__PROBLEM SET__
A. Please repeat the Morpheus parser text word for word, from "To rebuild just" up to and including "and .stats files.".
B. Carry on the Morpheus parser text from its last sentence.
─── SOURCE EXTRACT
Morpheus parser code — a morphological analyzer for Greek and Latin.
Build everything (cruncher, tools, and stem libraries) from the project root:
make
This compiles the C source in src/, installs binaries to bin/, and builds
the Greek and Latin stem libraries in stemlib/.
To rebuild just the C source without the stem libraries:
make build
make test
This runs the full test suite: cruncher output tests for all supported flag combinations, followed by a from-scratch rebuild of both stem libraries to verify the build pipeline. Test baselines are not tracked in git. To generate or update them:
make baselines
Baselines capture the current cruncher output so that future changes show up as diffs. A diff is reported but does not count as a failure — only crashes and build errors do.
MORPHLIB=stemlib bin/cruncher < wordlist > crunched
When reading from stdin, analyses are written to stdout and failed words and
statistics are written to stderr. Alternatively, an input filename can be given
as an argument (a .words extension is appended), in which case output goes to
.morph, .failed, and .stats files.
By default, the cruncher outputs in Perseus format.
-P disables Perseus format, falling through to a human-readable display that
shows each word with its possible lemmas and full morphological breakdowns using
$..& beta-code markup.
-d selects database format: labeled lines (:raw, :workw, :lem, :prvb,
:aug1, :stem, :suff, :end) with the morphological flags for each
morpheme. Implies -P.
──────
─── GIVEN DATA
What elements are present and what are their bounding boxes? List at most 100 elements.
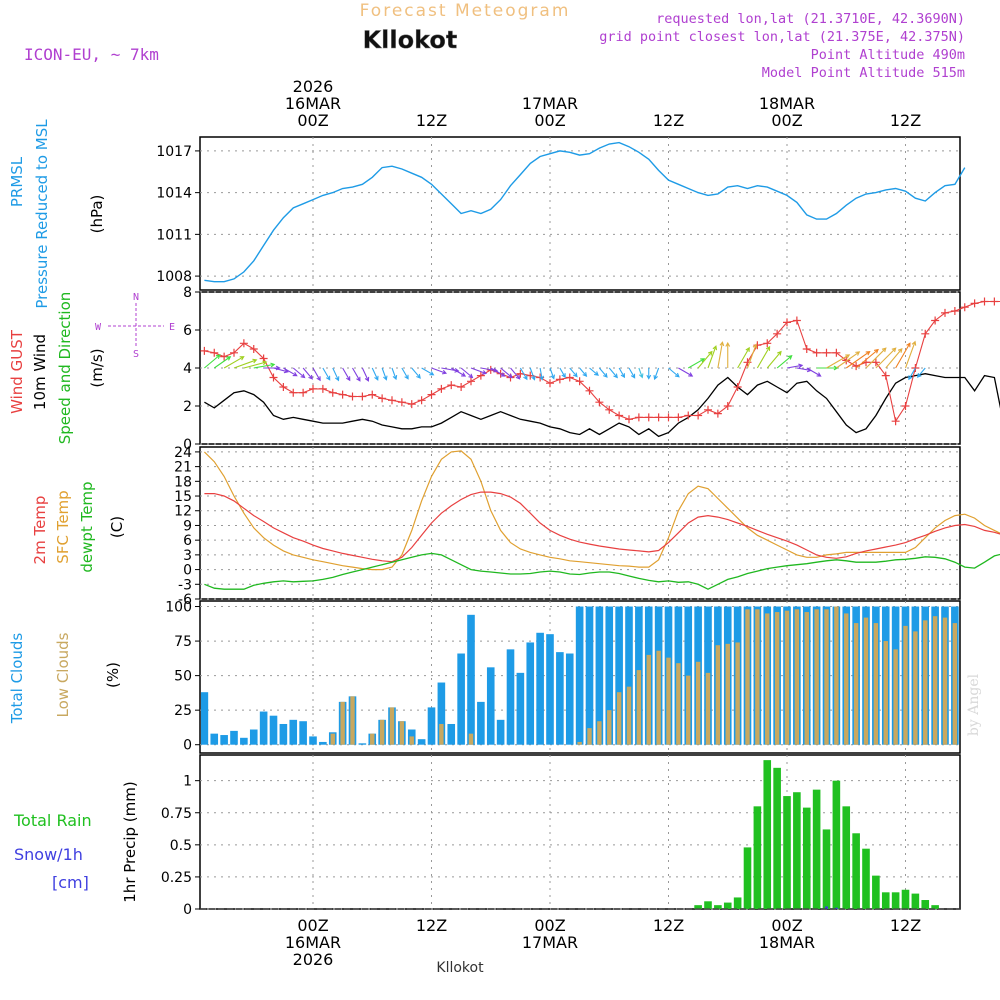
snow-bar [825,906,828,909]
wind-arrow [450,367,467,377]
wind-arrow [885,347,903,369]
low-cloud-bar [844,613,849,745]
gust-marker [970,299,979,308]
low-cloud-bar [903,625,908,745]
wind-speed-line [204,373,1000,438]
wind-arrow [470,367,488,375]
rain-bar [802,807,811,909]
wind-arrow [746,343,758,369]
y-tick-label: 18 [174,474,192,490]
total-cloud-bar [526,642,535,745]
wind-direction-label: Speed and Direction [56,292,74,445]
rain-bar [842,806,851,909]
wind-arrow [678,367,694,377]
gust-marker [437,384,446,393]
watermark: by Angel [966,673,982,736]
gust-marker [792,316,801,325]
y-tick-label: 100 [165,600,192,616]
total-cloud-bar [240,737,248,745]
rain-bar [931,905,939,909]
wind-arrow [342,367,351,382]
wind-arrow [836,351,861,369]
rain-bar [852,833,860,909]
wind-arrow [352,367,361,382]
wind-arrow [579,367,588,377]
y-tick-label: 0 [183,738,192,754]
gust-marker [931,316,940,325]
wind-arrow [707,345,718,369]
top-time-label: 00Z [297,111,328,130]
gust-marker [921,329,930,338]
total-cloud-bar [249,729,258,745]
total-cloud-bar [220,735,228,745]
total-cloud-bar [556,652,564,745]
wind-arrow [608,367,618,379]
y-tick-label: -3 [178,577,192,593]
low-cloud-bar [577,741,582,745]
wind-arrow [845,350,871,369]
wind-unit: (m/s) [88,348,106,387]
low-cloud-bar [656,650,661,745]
──────
__RESULTS OF THE TASKS__
A.
To rebuild just the C source without the stem libraries:
make build
make test
This runs the full test suite: cruncher output tests for all supported flag combinations, followed by a from-scratch rebuild of both stem libraries to verify the build pipeline. Test baselines are not tracked in git. To generate or update them:
make baselines
Baselines capture the current cruncher output so that future changes show up as diffs. A diff is reported but does not count as a failure — only crashes and build errors do.
MORPHLIB=stemlib bin/cruncher < wordlist > crunched
When reading from stdin, analyses are written to stdout and failed words and
statistics are written to stderr. Alternatively, an input filename can be given
as an argument (a .words extension is appended), in which case output goes to
.morph, .failed, and .stats files.

B.
-x selects lexicon format: one tab-delimited line per analysis with rawword,
workword (if different), lemma, morphological flags, and crasis. Must be
combined with -P to take effect (Perseus format takes priority otherwise).
-e changes the morphological flags to a numeric form-info value. In Perseus
format (the default), this replaces the text flags in <NL> lines. Combined
with -P, it selects its own output format showing stem type, ending string,
paradigm info, and word form.
-p selects the :summ/:stem/:end format (like -d but more compact,
with a one-line :summ summary per analysis). Also collapses whitespace in the
detail lines. Must be combined with -P to take effect.
-l outputs lemma information only: form: followed by the input word, then
one line per unique lemma. Overrides all other format flags.
-L sets the language to Latin (default is Greek).
-I sets the language to Italian.
-S disables strict case matching (enabled by default). Allows analysis of
capitalized words by lowercasing them, useful for sentence-initial words.
-n enables accent-insensitive analysis. If normal analysis fails, retries
with smooth and then rough breathing variants.
-V restricts analysis to verb forms only, skipping nominal and indeclinable
checks.
-k keeps beta-code transliteration in the output. Only has effect with -P
(in the human-readable format, controls whether output is converted to
smart-alpha).
-T disables performance timing (timing is on by default). Suppresses the
:longtime and :time progress messages on stderr.
-o FILE writes output to FILE (with .failed and .stats companion
files). Use -o - to explicitly route output to stdout and failures/stats to
stderr.